EXERCISE INSTRUCTIONS: Extract each line holding the word "total" from the entries.
-- Begin INPUT ROWS --
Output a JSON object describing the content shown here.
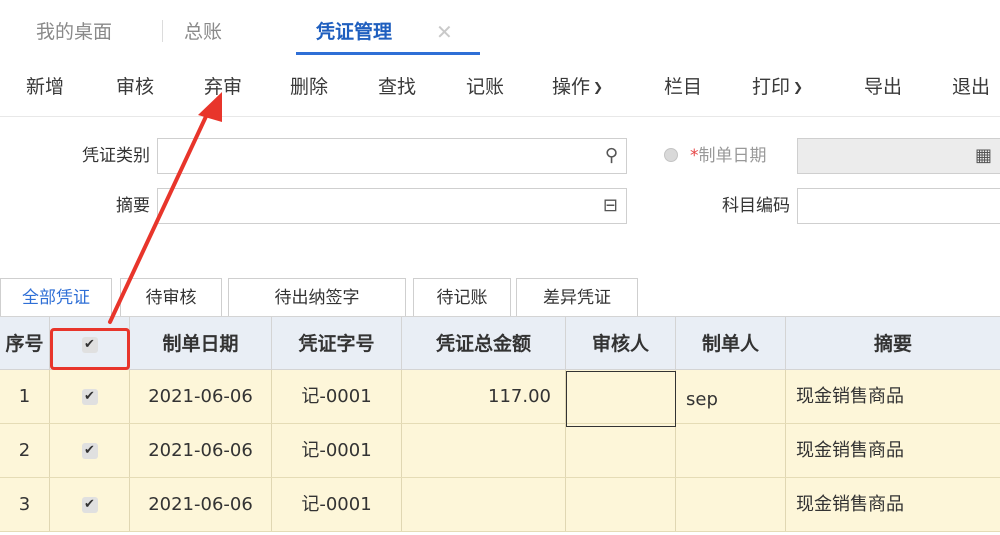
{
  "tabs": [
    {
      "label": "我的桌面"
    },
    {
      "label": "总账"
    },
    {
      "label": "凭证管理"
    }
  ],
  "toolbar": {
    "add": "新增",
    "audit": "审核",
    "abandon_audit": "弃审",
    "delete": "删除",
    "find": "查找",
    "post": "记账",
    "operate": "操作",
    "columns": "栏目",
    "print": "打印",
    "export": "导出",
    "exit": "退出"
  },
  "form": {
    "voucher_type_label": "凭证类别",
    "voucher_type_value": "",
    "summary_label": "摘要",
    "summary_value": "",
    "date_required_mark": "*",
    "date_label": "制单日期",
    "date_value": "",
    "account_code_label": "科目编码",
    "account_code_value": ""
  },
  "subtabs": [
    {
      "label": "全部凭证"
    },
    {
      "label": "待审核"
    },
    {
      "label": "待出纳签字"
    },
    {
      "label": "待记账"
    },
    {
      "label": "差异凭证"
    }
  ],
  "table": {
    "headers": {
      "seq": "序号",
      "date": "制单日期",
      "voucher_no": "凭证字号",
      "total": "凭证总金额",
      "auditor": "审核人",
      "maker": "制单人",
      "summary": "摘要"
    },
    "rows": [
      {
        "seq": "1",
        "date": "2021-06-06",
        "voucher_no": "记-0001",
        "total": "117.00",
        "auditor": "",
        "maker": "sep",
        "summary": "现金销售商品"
      },
      {
        "seq": "2",
        "date": "2021-06-06",
        "voucher_no": "记-0001",
        "total": "",
        "auditor": "",
        "maker": "",
        "summary": "现金销售商品"
      },
      {
        "seq": "3",
        "date": "2021-06-06",
        "voucher_no": "记-0001",
        "total": "",
        "auditor": "",
        "maker": "",
        "summary": "现金销售商品"
      }
    ]
  },
  "colors": {
    "accent": "#2f6fd6",
    "annotation_red": "#e8352b",
    "row_bg": "#fdf6d9",
    "header_bg": "#e9eef5"
  },
  "icons": {
    "close": "close-icon",
    "search": "search-icon",
    "reference": "reference-icon",
    "calendar": "calendar-icon",
    "chevron": "chevron-down-icon",
    "checkbox": "checkbox-checked-icon"
  }
}
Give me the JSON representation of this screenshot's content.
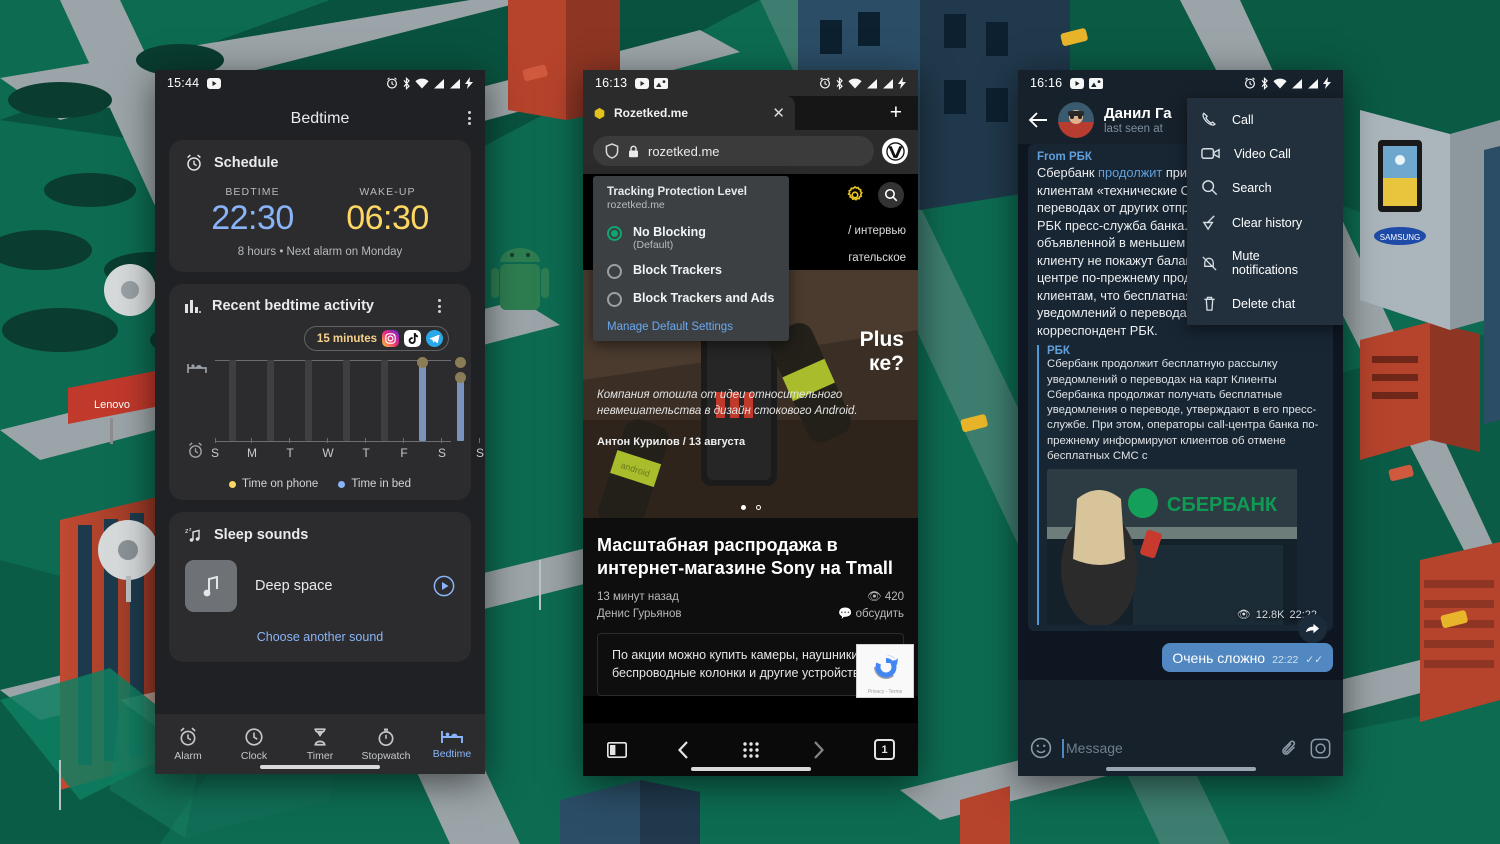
{
  "wallpaper": {
    "description": "isometric city illustration",
    "signs": [
      "Lenovo",
      "SAMSUNG"
    ],
    "colors": {
      "grass": "#0d6b52",
      "road": "#9aa3a8",
      "building_red": "#b6432c",
      "building_blue": "#2b4d66"
    }
  },
  "phone_left": {
    "statusbar": {
      "time": "15:44",
      "left_icons": [
        "youtube-icon"
      ],
      "right_icons": [
        "alarm-icon",
        "bluetooth-icon",
        "wifi-icon",
        "signal-icon",
        "signal-icon",
        "charging-icon"
      ]
    },
    "app_title": "Bedtime",
    "schedule": {
      "title": "Schedule",
      "bedtime_label": "BEDTIME",
      "bedtime_value": "22:30",
      "bedtime_color": "#8ab4f8",
      "wakeup_label": "WAKE-UP",
      "wakeup_value": "06:30",
      "wakeup_color": "#fdd663",
      "summary": "8 hours • Next alarm on Monday"
    },
    "activity": {
      "title": "Recent bedtime activity",
      "pill_text": "15 minutes",
      "pill_apps": [
        "instagram-icon",
        "tiktok-icon",
        "telegram-icon"
      ],
      "legend": [
        {
          "label": "Time on phone",
          "color": "#fdd663"
        },
        {
          "label": "Time in bed",
          "color": "#8ab4f8"
        }
      ]
    },
    "sleep_sounds": {
      "title": "Sleep sounds",
      "sound_name": "Deep space",
      "choose_link": "Choose another sound"
    },
    "bottom_nav": [
      {
        "label": "Alarm",
        "icon": "alarm-icon",
        "active": false
      },
      {
        "label": "Clock",
        "icon": "clock-icon",
        "active": false
      },
      {
        "label": "Timer",
        "icon": "hourglass-icon",
        "active": false
      },
      {
        "label": "Stopwatch",
        "icon": "stopwatch-icon",
        "active": false
      },
      {
        "label": "Bedtime",
        "icon": "bed-icon",
        "active": true
      }
    ]
  },
  "chart_data": {
    "type": "bar",
    "title": "Recent bedtime activity",
    "categories": [
      "S",
      "M",
      "T",
      "W",
      "T",
      "F",
      "S",
      "S"
    ],
    "series": [
      {
        "name": "Time in bed",
        "color": "#8ab4f8",
        "values": [
          0,
          0,
          0,
          0,
          0,
          0.93,
          0.82,
          1.0
        ]
      },
      {
        "name": "Time on phone",
        "color": "#fdd663",
        "values": [
          0,
          0,
          0,
          0,
          0,
          0.06,
          0.1,
          1.0
        ]
      }
    ],
    "inactive_bars": [
      0,
      1,
      2,
      3,
      4
    ],
    "ylabel_top_icon": "bed-icon",
    "ylabel_bottom_icon": "alarm-icon",
    "annotation": "15 minutes",
    "grid": true,
    "legend_position": "bottom"
  },
  "phone_mid": {
    "statusbar": {
      "time": "16:13",
      "left_icons": [
        "youtube-icon",
        "screenshot-icon"
      ],
      "right_icons": [
        "alarm-icon",
        "bluetooth-icon",
        "wifi-icon",
        "signal-icon",
        "signal-icon",
        "charging-icon"
      ]
    },
    "tab": {
      "title": "Rozetked.me",
      "favicon": "hexagon-icon",
      "close": "×"
    },
    "new_tab": "+",
    "urlbar": {
      "shield": "shield-icon",
      "lock": "lock-icon",
      "url": "rozetked.me",
      "browser_badge": "vivaldi-icon"
    },
    "popover": {
      "title": "Tracking Protection Level",
      "subtitle": "rozetked.me",
      "options": [
        {
          "label": "No Blocking",
          "sub": "(Default)",
          "selected": true
        },
        {
          "label": "Block Trackers",
          "sub": "",
          "selected": false
        },
        {
          "label": "Block Trackers and Ads",
          "sub": "",
          "selected": false
        }
      ],
      "link": "Manage Default Settings"
    },
    "site": {
      "nav_tail": "/ интервью",
      "nav_tail2": "гательское",
      "hero_title_tail1": "Plus",
      "hero_title_tail2": "ке?",
      "hero_sub": "Компания отошла от идеи относительного невмешательства в дизайн стокового Android.",
      "hero_by": "Антон Курилов / 13 августа"
    },
    "article": {
      "headline": "Масштабная распродажа в интернет-магазине Sony на Tmall",
      "time_ago": "13 минут назад",
      "author": "Денис Гурьянов",
      "views": "420",
      "comments": "обсудить",
      "excerpt": "По акции можно купить камеры, наушники, беспроводные колонки и другие устройства."
    },
    "recaptcha_label": "Privacy - Terms",
    "browser_bar": {
      "panel": "panel-icon",
      "back": "back-icon",
      "apps": "grid-icon",
      "forward": "forward-icon",
      "tab_count": "1"
    }
  },
  "phone_right": {
    "statusbar": {
      "time": "16:16",
      "left_icons": [
        "youtube-icon",
        "screenshot-icon"
      ],
      "right_icons": [
        "alarm-icon",
        "bluetooth-icon",
        "wifi-icon",
        "signal-icon",
        "signal-icon",
        "charging-icon"
      ]
    },
    "header": {
      "back": "back-arrow-icon",
      "name": "Данил Га",
      "status": "last seen at"
    },
    "menu": [
      {
        "label": "Call",
        "icon": "phone-icon"
      },
      {
        "label": "Video Call",
        "icon": "video-camera-icon"
      },
      {
        "label": "Search",
        "icon": "search-icon"
      },
      {
        "label": "Clear history",
        "icon": "broom-icon"
      },
      {
        "label": "Mute notifications",
        "icon": "mute-bell-icon"
      },
      {
        "label": "Delete chat",
        "icon": "trash-icon"
      }
    ],
    "message": {
      "from_label": "From РБК",
      "body_start": "Сбербанк ",
      "body_link": "продолжит",
      "body_rest": " присылать своим клиентам «технические СМС-сообщения» о переводах от других отправителей, сообщила РБК пресс-служба банка. Отказ от услуги от объявленной в меньшем количестве случаев клиенту не покажут баланс счета. Однако в call-центре по-прежнему продолжают уверять клиентам, что бесплатная рассылка уведомлений о переводах отменена, убедился корреспондент РБК.",
      "quote_title": "РБК",
      "quote_body": "Сбербанк продолжит бесплатную рассылку уведомлений о переводах на карт Клиенты Сбербанка продолжат получать бесплатные уведомления о переводе, утверждают в его пресс-службе. При этом, операторы call-центра банка по-прежнему информируют клиентов об отмене бесплатных СМС с",
      "photo_caption": "СБЕРБАНК",
      "views": "12.8K",
      "time": "22:22"
    },
    "outgoing": {
      "text": "Очень сложно",
      "time": "22:22",
      "ticks": "✓✓"
    },
    "input": {
      "placeholder": "Message",
      "emoji": "emoji-icon",
      "attach": "paperclip-icon",
      "camera": "camera-icon"
    }
  }
}
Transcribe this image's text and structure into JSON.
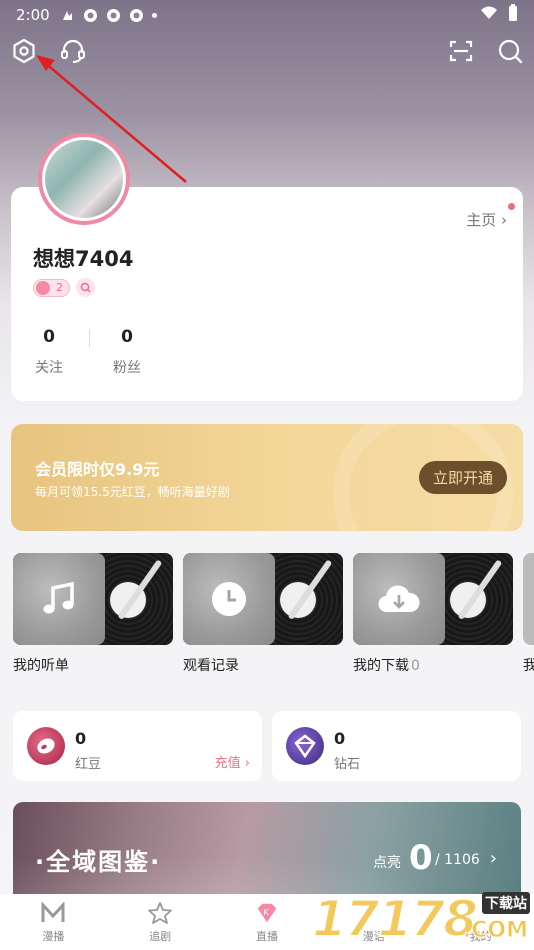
{
  "status_bar": {
    "time": "2:00"
  },
  "top_bar": {
    "settings_icon": "gear-icon",
    "support_icon": "headset-icon",
    "scan_icon": "scan-icon",
    "search_icon": "search-icon"
  },
  "profile": {
    "homepage_label": "主页",
    "username": "想想7404",
    "level": "2",
    "following_count": "0",
    "following_label": "关注",
    "followers_count": "0",
    "followers_label": "粉丝"
  },
  "vip_banner": {
    "title": "会员限时仅9.9元",
    "subtitle": "每月可领15.5元红豆，畅听海量好剧",
    "button": "立即开通"
  },
  "records": [
    {
      "label": "我的听单",
      "count": "",
      "icon": "music-note-icon"
    },
    {
      "label": "观看记录",
      "count": "",
      "icon": "clock-icon"
    },
    {
      "label": "我的下载",
      "count": "0",
      "icon": "download-cloud-icon"
    },
    {
      "label": "我",
      "count": "",
      "icon": ""
    }
  ],
  "wallet": {
    "red_bean": {
      "value": "0",
      "label": "红豆",
      "action": "充值 ›"
    },
    "diamond": {
      "value": "0",
      "label": "钻石"
    }
  },
  "collection": {
    "title": "·全域图鉴·",
    "lit_label": "点亮",
    "lit_count": "0",
    "total": "/ 1106"
  },
  "tab_bar": [
    {
      "label": "漫播",
      "icon": "manbo-logo-icon"
    },
    {
      "label": "追剧",
      "icon": "star-icon"
    },
    {
      "label": "直播",
      "icon": "diamond-k-icon"
    },
    {
      "label": "漫语",
      "icon": ""
    },
    {
      "label": "我的",
      "icon": ""
    }
  ],
  "watermark": {
    "text": "17178",
    "suffix": "下载站",
    "domain": ".COM"
  },
  "colors": {
    "accent_pink": "#f0738a",
    "vip_gold": "#f4d79a",
    "vip_button": "#6d4f2b"
  }
}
-- End INPUT ROWS --
SOLUTION TO THE EXERCISE:
      "total": "凭证总金额",
        "total": "117.00",
        "total": "",
        "total": "",
    "total": "/ 1106"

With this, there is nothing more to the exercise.